- TASK DETAILS
Tell how many lines in these records contain the string "cambios", with only the number as the reply.

- RECORD SET
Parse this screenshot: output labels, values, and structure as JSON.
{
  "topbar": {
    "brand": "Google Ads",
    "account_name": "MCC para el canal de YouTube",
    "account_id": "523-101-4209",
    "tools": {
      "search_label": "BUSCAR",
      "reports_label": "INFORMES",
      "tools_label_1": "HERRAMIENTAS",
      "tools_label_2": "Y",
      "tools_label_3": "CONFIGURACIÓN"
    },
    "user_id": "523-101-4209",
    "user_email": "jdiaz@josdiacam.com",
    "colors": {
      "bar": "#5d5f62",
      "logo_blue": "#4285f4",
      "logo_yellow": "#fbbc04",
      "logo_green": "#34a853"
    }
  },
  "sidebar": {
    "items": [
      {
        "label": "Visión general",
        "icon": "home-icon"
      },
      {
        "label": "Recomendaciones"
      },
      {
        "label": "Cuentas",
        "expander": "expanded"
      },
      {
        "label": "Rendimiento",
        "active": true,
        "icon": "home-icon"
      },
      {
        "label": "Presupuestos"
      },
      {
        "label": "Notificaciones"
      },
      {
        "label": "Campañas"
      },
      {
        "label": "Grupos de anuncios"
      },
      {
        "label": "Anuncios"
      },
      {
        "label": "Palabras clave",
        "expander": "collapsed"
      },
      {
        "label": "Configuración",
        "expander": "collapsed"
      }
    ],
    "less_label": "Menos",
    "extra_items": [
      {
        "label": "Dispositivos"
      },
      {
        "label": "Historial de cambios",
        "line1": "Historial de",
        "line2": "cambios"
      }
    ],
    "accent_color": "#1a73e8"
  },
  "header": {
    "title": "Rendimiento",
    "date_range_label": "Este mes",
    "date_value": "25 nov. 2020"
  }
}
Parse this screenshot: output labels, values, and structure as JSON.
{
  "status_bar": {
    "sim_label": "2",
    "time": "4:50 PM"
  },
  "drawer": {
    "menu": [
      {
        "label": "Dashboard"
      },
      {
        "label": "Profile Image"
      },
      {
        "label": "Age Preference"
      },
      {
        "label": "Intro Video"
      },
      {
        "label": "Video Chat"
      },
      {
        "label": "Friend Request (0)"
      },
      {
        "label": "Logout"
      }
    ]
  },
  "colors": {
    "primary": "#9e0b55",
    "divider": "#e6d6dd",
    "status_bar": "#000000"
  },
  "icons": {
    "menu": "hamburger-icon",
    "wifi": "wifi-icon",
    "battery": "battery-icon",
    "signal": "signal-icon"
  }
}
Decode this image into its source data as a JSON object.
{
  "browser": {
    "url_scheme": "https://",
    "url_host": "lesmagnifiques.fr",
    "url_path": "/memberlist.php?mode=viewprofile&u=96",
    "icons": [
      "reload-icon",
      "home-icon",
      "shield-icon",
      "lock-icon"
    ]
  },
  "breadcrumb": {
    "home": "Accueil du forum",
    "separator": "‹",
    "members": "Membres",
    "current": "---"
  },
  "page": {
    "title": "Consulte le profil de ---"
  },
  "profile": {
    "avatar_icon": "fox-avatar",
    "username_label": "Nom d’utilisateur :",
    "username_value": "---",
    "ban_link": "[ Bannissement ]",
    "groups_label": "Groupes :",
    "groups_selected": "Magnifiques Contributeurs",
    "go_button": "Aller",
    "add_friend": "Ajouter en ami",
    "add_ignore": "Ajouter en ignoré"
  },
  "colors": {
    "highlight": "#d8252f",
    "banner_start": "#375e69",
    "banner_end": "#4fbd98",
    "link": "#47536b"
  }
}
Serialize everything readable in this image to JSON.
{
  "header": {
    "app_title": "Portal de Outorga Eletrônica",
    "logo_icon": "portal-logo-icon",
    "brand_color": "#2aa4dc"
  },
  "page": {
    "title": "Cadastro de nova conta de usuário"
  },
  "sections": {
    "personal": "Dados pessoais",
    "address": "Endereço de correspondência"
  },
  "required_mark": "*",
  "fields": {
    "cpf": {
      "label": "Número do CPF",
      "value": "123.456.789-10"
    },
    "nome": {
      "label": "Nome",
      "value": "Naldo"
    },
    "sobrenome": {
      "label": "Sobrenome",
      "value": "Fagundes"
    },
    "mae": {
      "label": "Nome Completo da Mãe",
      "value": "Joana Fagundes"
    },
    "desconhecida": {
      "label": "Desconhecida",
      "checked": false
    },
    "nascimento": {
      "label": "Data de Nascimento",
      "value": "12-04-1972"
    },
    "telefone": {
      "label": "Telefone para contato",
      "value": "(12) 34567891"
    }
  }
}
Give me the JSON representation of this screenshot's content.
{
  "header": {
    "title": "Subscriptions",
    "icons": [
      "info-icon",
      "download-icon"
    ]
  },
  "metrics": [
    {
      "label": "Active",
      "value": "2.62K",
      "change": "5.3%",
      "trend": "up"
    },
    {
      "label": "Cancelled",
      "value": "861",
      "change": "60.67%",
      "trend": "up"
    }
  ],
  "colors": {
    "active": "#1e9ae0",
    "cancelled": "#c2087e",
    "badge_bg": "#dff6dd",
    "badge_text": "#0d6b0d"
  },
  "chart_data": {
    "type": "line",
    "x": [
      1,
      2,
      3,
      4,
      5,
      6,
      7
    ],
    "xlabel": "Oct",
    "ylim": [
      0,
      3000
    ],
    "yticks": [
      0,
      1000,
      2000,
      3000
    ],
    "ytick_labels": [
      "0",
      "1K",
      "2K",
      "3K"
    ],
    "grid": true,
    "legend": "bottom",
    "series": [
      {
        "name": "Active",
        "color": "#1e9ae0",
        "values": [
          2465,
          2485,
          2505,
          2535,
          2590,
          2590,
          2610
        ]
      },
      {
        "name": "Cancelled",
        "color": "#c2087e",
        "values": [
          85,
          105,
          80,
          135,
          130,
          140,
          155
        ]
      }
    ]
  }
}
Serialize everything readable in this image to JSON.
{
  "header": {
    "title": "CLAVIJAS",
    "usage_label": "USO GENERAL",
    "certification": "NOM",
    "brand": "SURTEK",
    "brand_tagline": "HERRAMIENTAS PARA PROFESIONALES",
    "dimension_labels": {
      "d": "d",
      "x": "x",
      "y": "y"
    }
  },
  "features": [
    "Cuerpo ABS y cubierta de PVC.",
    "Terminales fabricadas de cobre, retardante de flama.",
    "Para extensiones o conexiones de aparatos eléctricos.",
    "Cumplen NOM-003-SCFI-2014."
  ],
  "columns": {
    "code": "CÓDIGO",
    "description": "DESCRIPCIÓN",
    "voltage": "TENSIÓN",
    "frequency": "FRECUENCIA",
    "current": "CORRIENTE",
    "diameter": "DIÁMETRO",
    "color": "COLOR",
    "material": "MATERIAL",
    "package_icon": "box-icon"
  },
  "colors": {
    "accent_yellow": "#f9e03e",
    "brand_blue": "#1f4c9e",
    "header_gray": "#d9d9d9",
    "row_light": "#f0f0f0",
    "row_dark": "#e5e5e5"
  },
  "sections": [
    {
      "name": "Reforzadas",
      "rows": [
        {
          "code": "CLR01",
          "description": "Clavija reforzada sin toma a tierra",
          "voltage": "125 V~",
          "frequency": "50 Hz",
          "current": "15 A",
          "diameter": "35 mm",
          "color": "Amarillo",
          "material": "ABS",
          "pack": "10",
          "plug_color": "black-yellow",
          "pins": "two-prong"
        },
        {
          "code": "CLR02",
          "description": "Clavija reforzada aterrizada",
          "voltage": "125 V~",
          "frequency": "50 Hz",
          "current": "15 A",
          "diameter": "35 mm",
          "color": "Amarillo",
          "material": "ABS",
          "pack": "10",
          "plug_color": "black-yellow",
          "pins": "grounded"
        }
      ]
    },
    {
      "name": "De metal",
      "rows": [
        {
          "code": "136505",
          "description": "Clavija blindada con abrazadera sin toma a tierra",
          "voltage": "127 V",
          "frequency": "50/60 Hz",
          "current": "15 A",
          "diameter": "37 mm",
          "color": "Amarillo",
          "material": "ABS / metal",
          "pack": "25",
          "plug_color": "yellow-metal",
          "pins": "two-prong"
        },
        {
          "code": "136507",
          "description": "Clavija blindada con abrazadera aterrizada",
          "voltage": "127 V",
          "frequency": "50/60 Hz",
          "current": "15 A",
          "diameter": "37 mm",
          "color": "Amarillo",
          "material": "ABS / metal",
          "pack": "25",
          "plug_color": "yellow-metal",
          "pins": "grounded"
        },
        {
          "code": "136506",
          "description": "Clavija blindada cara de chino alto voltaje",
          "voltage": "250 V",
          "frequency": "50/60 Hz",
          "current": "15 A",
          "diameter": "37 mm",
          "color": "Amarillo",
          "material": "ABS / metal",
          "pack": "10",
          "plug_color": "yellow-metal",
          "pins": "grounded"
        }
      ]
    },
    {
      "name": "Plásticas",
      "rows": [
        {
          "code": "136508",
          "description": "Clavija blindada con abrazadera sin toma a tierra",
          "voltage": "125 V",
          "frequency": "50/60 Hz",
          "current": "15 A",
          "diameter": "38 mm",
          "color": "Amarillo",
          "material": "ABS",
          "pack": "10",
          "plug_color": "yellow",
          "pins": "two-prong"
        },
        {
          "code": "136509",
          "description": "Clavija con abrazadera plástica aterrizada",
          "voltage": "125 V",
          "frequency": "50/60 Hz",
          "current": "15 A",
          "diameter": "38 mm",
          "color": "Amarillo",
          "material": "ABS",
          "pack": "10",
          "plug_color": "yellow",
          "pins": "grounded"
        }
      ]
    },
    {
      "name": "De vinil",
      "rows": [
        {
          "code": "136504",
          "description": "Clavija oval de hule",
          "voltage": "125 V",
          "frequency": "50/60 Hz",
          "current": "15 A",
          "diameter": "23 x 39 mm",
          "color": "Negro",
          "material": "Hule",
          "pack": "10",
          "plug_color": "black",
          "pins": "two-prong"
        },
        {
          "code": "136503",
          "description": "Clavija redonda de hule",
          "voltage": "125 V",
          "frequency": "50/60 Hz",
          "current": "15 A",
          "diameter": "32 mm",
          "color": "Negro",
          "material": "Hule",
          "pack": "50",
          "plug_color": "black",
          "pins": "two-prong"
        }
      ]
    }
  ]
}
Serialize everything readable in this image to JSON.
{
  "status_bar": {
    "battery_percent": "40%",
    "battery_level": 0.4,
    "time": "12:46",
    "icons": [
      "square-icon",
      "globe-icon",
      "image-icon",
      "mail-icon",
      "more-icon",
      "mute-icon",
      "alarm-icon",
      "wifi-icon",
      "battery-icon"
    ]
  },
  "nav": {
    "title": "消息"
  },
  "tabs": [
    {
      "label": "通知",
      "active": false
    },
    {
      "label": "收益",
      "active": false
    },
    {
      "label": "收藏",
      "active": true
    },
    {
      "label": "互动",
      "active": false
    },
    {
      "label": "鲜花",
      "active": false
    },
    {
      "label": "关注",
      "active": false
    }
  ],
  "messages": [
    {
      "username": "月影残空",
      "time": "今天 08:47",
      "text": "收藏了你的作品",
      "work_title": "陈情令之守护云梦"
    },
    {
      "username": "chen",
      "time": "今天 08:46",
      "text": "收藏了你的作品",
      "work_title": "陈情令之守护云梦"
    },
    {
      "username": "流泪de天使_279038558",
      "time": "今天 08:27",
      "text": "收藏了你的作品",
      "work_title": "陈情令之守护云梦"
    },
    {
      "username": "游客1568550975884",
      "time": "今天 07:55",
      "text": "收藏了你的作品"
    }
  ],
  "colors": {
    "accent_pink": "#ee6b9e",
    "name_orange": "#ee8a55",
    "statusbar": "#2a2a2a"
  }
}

- WRITTEN REPLY
2